--- START OF Data for this task ---
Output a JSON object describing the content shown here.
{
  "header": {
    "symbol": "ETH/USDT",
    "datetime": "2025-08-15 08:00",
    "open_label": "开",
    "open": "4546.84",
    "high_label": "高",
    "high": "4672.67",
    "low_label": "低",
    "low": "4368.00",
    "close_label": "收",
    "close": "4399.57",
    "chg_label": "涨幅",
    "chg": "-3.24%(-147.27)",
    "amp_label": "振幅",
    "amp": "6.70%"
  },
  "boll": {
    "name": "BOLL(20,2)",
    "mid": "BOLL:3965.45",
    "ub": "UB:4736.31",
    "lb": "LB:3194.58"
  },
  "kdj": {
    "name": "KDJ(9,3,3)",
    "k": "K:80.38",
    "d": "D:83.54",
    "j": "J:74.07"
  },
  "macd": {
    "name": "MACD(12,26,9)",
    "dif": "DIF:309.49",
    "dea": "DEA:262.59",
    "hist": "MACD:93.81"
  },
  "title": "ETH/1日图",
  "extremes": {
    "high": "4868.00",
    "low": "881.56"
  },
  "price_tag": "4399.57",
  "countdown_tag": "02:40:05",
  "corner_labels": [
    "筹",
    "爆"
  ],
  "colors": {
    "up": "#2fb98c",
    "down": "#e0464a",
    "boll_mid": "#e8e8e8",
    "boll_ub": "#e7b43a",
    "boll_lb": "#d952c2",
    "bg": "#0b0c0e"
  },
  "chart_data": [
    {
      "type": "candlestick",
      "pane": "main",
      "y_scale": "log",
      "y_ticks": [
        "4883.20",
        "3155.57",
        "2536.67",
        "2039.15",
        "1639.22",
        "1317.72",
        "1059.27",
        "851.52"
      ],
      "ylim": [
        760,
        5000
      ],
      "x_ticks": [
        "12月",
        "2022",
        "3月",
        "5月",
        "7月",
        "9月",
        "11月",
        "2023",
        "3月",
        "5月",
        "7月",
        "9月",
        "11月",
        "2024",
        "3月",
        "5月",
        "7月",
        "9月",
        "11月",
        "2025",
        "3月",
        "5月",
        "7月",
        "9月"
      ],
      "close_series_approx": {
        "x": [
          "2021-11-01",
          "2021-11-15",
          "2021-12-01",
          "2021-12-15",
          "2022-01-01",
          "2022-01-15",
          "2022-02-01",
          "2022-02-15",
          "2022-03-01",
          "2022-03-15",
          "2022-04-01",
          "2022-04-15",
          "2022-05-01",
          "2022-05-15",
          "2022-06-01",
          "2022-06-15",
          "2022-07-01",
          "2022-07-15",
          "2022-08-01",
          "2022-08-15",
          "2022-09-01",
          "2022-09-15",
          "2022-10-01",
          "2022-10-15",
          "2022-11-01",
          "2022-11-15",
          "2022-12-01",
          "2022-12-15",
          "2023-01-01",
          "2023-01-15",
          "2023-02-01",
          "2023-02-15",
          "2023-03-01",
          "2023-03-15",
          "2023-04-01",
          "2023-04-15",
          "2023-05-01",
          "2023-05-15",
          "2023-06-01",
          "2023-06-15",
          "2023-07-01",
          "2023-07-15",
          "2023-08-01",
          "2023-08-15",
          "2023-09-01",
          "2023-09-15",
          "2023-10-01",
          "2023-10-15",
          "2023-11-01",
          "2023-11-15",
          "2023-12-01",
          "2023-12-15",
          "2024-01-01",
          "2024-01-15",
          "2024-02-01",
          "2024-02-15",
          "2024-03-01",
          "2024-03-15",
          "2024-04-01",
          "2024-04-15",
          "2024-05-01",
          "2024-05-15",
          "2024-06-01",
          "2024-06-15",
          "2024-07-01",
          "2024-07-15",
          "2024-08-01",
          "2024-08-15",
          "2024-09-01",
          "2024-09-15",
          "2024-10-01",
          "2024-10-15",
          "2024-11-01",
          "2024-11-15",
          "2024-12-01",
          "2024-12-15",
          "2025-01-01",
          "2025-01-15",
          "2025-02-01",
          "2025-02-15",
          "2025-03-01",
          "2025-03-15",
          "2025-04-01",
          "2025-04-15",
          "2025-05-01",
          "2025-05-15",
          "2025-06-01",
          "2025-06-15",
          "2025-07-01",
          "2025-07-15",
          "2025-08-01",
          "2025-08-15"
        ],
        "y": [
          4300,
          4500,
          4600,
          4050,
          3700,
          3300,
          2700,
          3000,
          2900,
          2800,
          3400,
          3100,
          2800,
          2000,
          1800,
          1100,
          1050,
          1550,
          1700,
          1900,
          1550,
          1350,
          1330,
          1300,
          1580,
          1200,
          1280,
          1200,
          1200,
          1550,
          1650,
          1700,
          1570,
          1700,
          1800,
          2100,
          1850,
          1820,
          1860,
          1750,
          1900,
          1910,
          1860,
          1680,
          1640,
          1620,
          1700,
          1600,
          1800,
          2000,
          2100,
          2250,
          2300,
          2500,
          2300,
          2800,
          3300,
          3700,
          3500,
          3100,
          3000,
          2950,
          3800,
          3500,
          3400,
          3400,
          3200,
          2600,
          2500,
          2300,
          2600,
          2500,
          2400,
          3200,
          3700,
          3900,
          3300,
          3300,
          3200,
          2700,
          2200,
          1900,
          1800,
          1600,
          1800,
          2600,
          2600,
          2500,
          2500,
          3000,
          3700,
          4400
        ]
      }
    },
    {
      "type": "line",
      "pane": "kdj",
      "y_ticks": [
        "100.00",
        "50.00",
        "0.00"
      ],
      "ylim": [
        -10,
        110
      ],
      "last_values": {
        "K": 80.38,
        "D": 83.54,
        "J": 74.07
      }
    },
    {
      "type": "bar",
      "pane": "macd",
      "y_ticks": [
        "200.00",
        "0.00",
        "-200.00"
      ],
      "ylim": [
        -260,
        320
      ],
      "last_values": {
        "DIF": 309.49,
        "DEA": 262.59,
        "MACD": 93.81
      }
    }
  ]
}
--- END OF Data for this task ---
Return all the data above once more, precisely as given.

Output a JSON object describing the content shown here.
{
  "header": {
    "symbol": "ETH/USDT",
    "datetime": "2025-08-15 08:00",
    "open_label": "开",
    "open": "4546.84",
    "high_label": "高",
    "high": "4672.67",
    "low_label": "低",
    "low": "4368.00",
    "close_label": "收",
    "close": "4399.57",
    "chg_label": "涨幅",
    "chg": "-3.24%(-147.27)",
    "amp_label": "振幅",
    "amp": "6.70%"
  },
  "boll": {
    "name": "BOLL(20,2)",
    "mid": "BOLL:3965.45",
    "ub": "UB:4736.31",
    "lb": "LB:3194.58"
  },
  "kdj": {
    "name": "KDJ(9,3,3)",
    "k": "K:80.38",
    "d": "D:83.54",
    "j": "J:74.07"
  },
  "macd": {
    "name": "MACD(12,26,9)",
    "dif": "DIF:309.49",
    "dea": "DEA:262.59",
    "hist": "MACD:93.81"
  },
  "title": "ETH/1日图",
  "extremes": {
    "high": "4868.00",
    "low": "881.56"
  },
  "price_tag": "4399.57",
  "countdown_tag": "02:40:05",
  "corner_labels": [
    "筹",
    "爆"
  ],
  "colors": {
    "up": "#2fb98c",
    "down": "#e0464a",
    "boll_mid": "#e8e8e8",
    "boll_ub": "#e7b43a",
    "boll_lb": "#d952c2",
    "bg": "#0b0c0e"
  },
  "chart_data": [
    {
      "type": "candlestick",
      "pane": "main",
      "y_scale": "log",
      "y_ticks": [
        "4883.20",
        "3155.57",
        "2536.67",
        "2039.15",
        "1639.22",
        "1317.72",
        "1059.27",
        "851.52"
      ],
      "ylim": [
        760,
        5000
      ],
      "x_ticks": [
        "12月",
        "2022",
        "3月",
        "5月",
        "7月",
        "9月",
        "11月",
        "2023",
        "3月",
        "5月",
        "7月",
        "9月",
        "11月",
        "2024",
        "3月",
        "5月",
        "7月",
        "9月",
        "11月",
        "2025",
        "3月",
        "5月",
        "7月",
        "9月"
      ],
      "close_series_approx": {
        "x": [
          "2021-11-01",
          "2021-11-15",
          "2021-12-01",
          "2021-12-15",
          "2022-01-01",
          "2022-01-15",
          "2022-02-01",
          "2022-02-15",
          "2022-03-01",
          "2022-03-15",
          "2022-04-01",
          "2022-04-15",
          "2022-05-01",
          "2022-05-15",
          "2022-06-01",
          "2022-06-15",
          "2022-07-01",
          "2022-07-15",
          "2022-08-01",
          "2022-08-15",
          "2022-09-01",
          "2022-09-15",
          "2022-10-01",
          "2022-10-15",
          "2022-11-01",
          "2022-11-15",
          "2022-12-01",
          "2022-12-15",
          "2023-01-01",
          "2023-01-15",
          "2023-02-01",
          "2023-02-15",
          "2023-03-01",
          "2023-03-15",
          "2023-04-01",
          "2023-04-15",
          "2023-05-01",
          "2023-05-15",
          "2023-06-01",
          "2023-06-15",
          "2023-07-01",
          "2023-07-15",
          "2023-08-01",
          "2023-08-15",
          "2023-09-01",
          "2023-09-15",
          "2023-10-01",
          "2023-10-15",
          "2023-11-01",
          "2023-11-15",
          "2023-12-01",
          "2023-12-15",
          "2024-01-01",
          "2024-01-15",
          "2024-02-01",
          "2024-02-15",
          "2024-03-01",
          "2024-03-15",
          "2024-04-01",
          "2024-04-15",
          "2024-05-01",
          "2024-05-15",
          "2024-06-01",
          "2024-06-15",
          "2024-07-01",
          "2024-07-15",
          "2024-08-01",
          "2024-08-15",
          "2024-09-01",
          "2024-09-15",
          "2024-10-01",
          "2024-10-15",
          "2024-11-01",
          "2024-11-15",
          "2024-12-01",
          "2024-12-15",
          "2025-01-01",
          "2025-01-15",
          "2025-02-01",
          "2025-02-15",
          "2025-03-01",
          "2025-03-15",
          "2025-04-01",
          "2025-04-15",
          "2025-05-01",
          "2025-05-15",
          "2025-06-01",
          "2025-06-15",
          "2025-07-01",
          "2025-07-15",
          "2025-08-01",
          "2025-08-15"
        ],
        "y": [
          4300,
          4500,
          4600,
          4050,
          3700,
          3300,
          2700,
          3000,
          2900,
          2800,
          3400,
          3100,
          2800,
          2000,
          1800,
          1100,
          1050,
          1550,
          1700,
          1900,
          1550,
          1350,
          1330,
          1300,
          1580,
          1200,
          1280,
          1200,
          1200,
          1550,
          1650,
          1700,
          1570,
          1700,
          1800,
          2100,
          1850,
          1820,
          1860,
          1750,
          1900,
          1910,
          1860,
          1680,
          1640,
          1620,
          1700,
          1600,
          1800,
          2000,
          2100,
          2250,
          2300,
          2500,
          2300,
          2800,
          3300,
          3700,
          3500,
          3100,
          3000,
          2950,
          3800,
          3500,
          3400,
          3400,
          3200,
          2600,
          2500,
          2300,
          2600,
          2500,
          2400,
          3200,
          3700,
          3900,
          3300,
          3300,
          3200,
          2700,
          2200,
          1900,
          1800,
          1600,
          1800,
          2600,
          2600,
          2500,
          2500,
          3000,
          3700,
          4400
        ]
      }
    },
    {
      "type": "line",
      "pane": "kdj",
      "y_ticks": [
        "100.00",
        "50.00",
        "0.00"
      ],
      "ylim": [
        -10,
        110
      ],
      "last_values": {
        "K": 80.38,
        "D": 83.54,
        "J": 74.07
      }
    },
    {
      "type": "bar",
      "pane": "macd",
      "y_ticks": [
        "200.00",
        "0.00",
        "-200.00"
      ],
      "ylim": [
        -260,
        320
      ],
      "last_values": {
        "DIF": 309.49,
        "DEA": 262.59,
        "MACD": 93.81
      }
    }
  ]
}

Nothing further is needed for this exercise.